=== What this task involves ===
Copy the listing below line for line, changing nothing.

=== Records to use ===
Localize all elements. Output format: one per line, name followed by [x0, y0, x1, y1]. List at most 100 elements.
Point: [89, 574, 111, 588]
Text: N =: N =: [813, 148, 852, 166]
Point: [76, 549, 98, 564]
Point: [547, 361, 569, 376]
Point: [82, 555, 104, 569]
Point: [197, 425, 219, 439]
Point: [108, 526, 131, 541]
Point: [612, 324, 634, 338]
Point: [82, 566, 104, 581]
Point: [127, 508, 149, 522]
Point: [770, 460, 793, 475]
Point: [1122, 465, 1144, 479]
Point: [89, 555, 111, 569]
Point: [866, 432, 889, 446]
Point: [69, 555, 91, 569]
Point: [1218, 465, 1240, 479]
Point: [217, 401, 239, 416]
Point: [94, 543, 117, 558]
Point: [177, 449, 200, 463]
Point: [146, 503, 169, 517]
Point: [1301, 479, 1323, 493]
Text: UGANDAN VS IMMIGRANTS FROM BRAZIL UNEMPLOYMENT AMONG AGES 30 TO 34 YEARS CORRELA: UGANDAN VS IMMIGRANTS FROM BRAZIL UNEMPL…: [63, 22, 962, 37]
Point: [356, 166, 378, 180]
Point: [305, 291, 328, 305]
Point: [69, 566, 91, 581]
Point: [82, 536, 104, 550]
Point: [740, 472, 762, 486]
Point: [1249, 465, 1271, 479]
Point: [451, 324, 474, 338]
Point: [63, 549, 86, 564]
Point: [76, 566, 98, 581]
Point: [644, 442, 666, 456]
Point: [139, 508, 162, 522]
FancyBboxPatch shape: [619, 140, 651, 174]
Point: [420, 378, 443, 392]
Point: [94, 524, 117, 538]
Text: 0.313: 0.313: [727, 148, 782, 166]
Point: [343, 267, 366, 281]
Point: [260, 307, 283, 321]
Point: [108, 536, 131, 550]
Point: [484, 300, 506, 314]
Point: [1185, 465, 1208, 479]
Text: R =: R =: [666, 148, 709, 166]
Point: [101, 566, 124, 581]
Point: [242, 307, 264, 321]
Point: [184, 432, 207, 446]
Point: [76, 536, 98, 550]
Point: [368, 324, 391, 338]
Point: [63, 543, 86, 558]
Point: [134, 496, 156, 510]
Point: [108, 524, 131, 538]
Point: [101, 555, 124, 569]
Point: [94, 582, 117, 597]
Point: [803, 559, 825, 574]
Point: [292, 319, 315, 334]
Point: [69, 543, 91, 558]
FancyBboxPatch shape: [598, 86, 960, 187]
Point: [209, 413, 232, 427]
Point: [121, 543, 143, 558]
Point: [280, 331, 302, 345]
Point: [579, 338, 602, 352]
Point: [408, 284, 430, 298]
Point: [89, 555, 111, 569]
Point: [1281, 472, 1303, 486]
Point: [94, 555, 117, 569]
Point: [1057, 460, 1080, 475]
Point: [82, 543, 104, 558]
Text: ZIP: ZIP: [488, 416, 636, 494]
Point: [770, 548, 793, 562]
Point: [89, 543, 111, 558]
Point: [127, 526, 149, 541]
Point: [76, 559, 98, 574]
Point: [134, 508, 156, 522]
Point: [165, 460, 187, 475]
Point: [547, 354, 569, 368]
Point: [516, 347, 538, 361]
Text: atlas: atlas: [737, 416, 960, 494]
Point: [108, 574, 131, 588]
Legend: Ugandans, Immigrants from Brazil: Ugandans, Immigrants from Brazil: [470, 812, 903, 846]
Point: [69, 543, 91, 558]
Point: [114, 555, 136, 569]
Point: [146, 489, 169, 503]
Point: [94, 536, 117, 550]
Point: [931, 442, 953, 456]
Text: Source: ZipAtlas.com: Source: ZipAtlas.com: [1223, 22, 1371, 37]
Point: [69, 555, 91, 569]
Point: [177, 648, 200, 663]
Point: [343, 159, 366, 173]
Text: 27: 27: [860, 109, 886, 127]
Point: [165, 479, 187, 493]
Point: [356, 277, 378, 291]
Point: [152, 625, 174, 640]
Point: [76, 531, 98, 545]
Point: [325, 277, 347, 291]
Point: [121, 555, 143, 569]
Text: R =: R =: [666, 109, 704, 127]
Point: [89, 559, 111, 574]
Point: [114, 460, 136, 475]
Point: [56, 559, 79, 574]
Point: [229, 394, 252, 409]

=== Response to this task ===
Localize all elements. Output format: one per line, name followed by [x0, y0, x1, y1]. List at most 100 elements.
Point: [89, 574, 111, 588]
Text: N =: N =: [813, 148, 852, 166]
Point: [76, 549, 98, 564]
Point: [547, 361, 569, 376]
Point: [82, 555, 104, 569]
Point: [197, 425, 219, 439]
Point: [108, 526, 131, 541]
Point: [612, 324, 634, 338]
Point: [82, 566, 104, 581]
Point: [127, 508, 149, 522]
Point: [770, 460, 793, 475]
Point: [1122, 465, 1144, 479]
Point: [89, 555, 111, 569]
Point: [866, 432, 889, 446]
Point: [69, 555, 91, 569]
Point: [1218, 465, 1240, 479]
Point: [217, 401, 239, 416]
Point: [94, 543, 117, 558]
Point: [177, 449, 200, 463]
Point: [146, 503, 169, 517]
Point: [1301, 479, 1323, 493]
Text: UGANDAN VS IMMIGRANTS FROM BRAZIL UNEMPLOYMENT AMONG AGES 30 TO 34 YEARS CORRELA: UGANDAN VS IMMIGRANTS FROM BRAZIL UNEMPL…: [63, 22, 962, 37]
Point: [356, 166, 378, 180]
Point: [305, 291, 328, 305]
Point: [69, 566, 91, 581]
Point: [82, 536, 104, 550]
Point: [740, 472, 762, 486]
Point: [1249, 465, 1271, 479]
Point: [451, 324, 474, 338]
Point: [63, 549, 86, 564]
Point: [76, 566, 98, 581]
Point: [644, 442, 666, 456]
Point: [139, 508, 162, 522]
FancyBboxPatch shape: [619, 140, 651, 174]
Point: [420, 378, 443, 392]
Point: [94, 524, 117, 538]
Text: 0.313: 0.313: [727, 148, 782, 166]
Point: [343, 267, 366, 281]
Point: [260, 307, 283, 321]
Point: [108, 536, 131, 550]
Point: [484, 300, 506, 314]
Point: [1185, 465, 1208, 479]
Text: R =: R =: [666, 148, 709, 166]
Point: [101, 566, 124, 581]
Point: [242, 307, 264, 321]
Point: [184, 432, 207, 446]
Point: [76, 536, 98, 550]
Point: [368, 324, 391, 338]
Point: [63, 543, 86, 558]
Point: [134, 496, 156, 510]
Point: [108, 524, 131, 538]
Point: [101, 555, 124, 569]
Point: [94, 582, 117, 597]
Point: [803, 559, 825, 574]
Point: [292, 319, 315, 334]
Point: [69, 543, 91, 558]
FancyBboxPatch shape: [598, 86, 960, 187]
Point: [209, 413, 232, 427]
Point: [121, 543, 143, 558]
Point: [280, 331, 302, 345]
Point: [579, 338, 602, 352]
Point: [408, 284, 430, 298]
Point: [89, 555, 111, 569]
Point: [1281, 472, 1303, 486]
Point: [94, 555, 117, 569]
Point: [1057, 460, 1080, 475]
Point: [82, 543, 104, 558]
Text: ZIP: ZIP: [488, 416, 636, 494]
Point: [770, 548, 793, 562]
Point: [89, 543, 111, 558]
Point: [127, 526, 149, 541]
Point: [76, 559, 98, 574]
Point: [134, 508, 156, 522]
Point: [165, 460, 187, 475]
Point: [547, 354, 569, 368]
Point: [516, 347, 538, 361]
Text: atlas: atlas: [737, 416, 960, 494]
Point: [108, 574, 131, 588]
Legend: Ugandans, Immigrants from Brazil: Ugandans, Immigrants from Brazil: [470, 812, 903, 846]
Point: [69, 543, 91, 558]
Point: [114, 555, 136, 569]
Point: [146, 489, 169, 503]
Point: [94, 536, 117, 550]
Point: [931, 442, 953, 456]
Text: Source: ZipAtlas.com: Source: ZipAtlas.com: [1223, 22, 1371, 37]
Point: [69, 555, 91, 569]
Point: [177, 648, 200, 663]
Point: [343, 159, 366, 173]
Text: 27: 27: [860, 109, 886, 127]
Point: [165, 479, 187, 493]
Point: [356, 277, 378, 291]
Point: [152, 625, 174, 640]
Point: [76, 531, 98, 545]
Point: [325, 277, 347, 291]
Point: [121, 555, 143, 569]
Text: R =: R =: [666, 109, 704, 127]
Point: [89, 559, 111, 574]
Point: [114, 460, 136, 475]
Point: [56, 559, 79, 574]
Point: [229, 394, 252, 409]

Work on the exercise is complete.